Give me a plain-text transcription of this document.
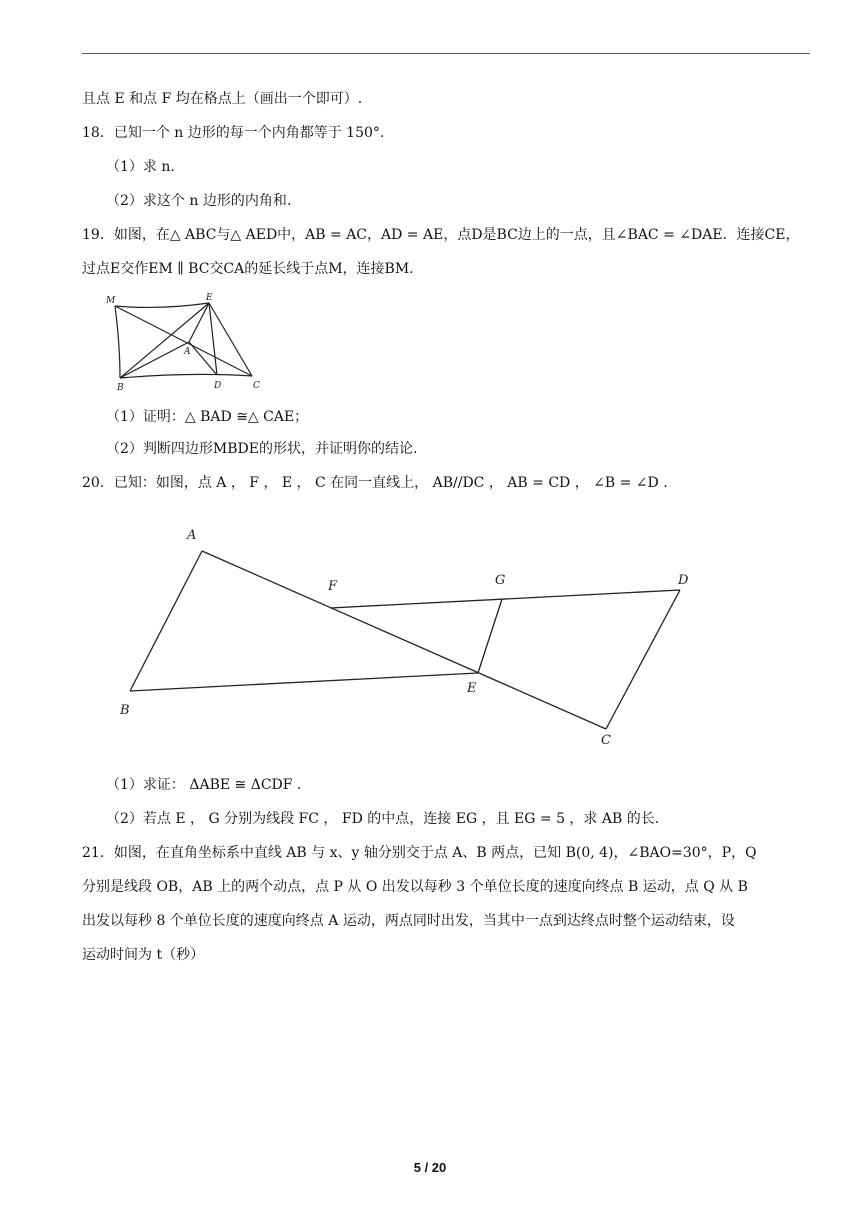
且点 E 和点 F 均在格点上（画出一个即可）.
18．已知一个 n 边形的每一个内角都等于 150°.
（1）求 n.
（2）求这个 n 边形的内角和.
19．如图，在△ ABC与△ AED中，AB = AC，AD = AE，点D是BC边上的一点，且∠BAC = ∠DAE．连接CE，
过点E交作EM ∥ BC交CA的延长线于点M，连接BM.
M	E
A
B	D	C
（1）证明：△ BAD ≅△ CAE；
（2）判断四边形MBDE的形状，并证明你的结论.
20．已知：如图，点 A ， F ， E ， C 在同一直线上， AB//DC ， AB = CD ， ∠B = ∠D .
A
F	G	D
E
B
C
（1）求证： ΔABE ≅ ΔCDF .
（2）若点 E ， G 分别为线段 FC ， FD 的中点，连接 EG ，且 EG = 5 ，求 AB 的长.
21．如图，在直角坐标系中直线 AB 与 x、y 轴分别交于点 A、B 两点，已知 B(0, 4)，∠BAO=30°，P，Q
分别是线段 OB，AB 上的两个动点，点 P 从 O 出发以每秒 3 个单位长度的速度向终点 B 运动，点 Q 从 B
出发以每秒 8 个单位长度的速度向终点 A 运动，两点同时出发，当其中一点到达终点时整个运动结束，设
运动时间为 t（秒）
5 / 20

* * *

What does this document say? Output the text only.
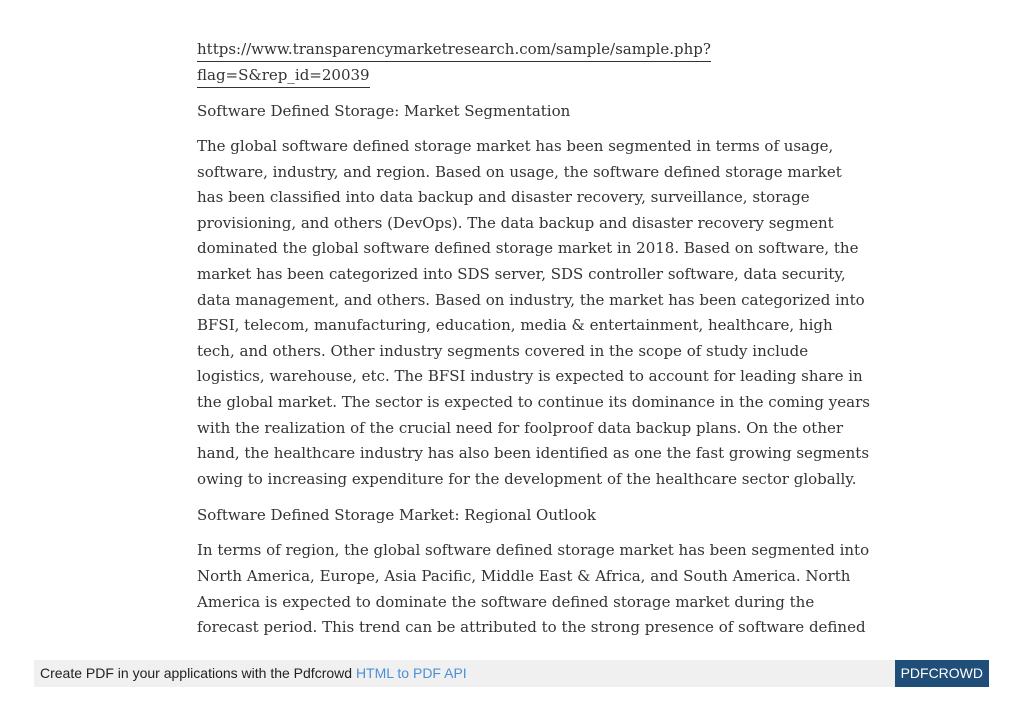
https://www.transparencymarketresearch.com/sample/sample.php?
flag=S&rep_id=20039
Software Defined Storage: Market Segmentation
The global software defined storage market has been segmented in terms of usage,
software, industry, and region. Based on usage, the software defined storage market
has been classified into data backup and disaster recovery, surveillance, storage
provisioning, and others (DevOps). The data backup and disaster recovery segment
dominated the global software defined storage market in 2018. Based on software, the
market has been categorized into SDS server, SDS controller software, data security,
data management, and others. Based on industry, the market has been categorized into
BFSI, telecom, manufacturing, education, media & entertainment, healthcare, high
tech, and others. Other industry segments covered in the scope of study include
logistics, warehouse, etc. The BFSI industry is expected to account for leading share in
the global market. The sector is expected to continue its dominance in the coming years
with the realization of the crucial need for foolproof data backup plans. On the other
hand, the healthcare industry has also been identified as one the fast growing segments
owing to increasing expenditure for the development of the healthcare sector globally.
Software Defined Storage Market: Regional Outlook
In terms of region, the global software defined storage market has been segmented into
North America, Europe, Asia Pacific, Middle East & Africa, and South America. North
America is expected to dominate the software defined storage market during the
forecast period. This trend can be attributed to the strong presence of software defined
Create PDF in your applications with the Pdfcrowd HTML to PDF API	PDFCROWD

> Exercise
In the entries above, count each line that holds "backup". Give the total and nothing else.

> Complete response
3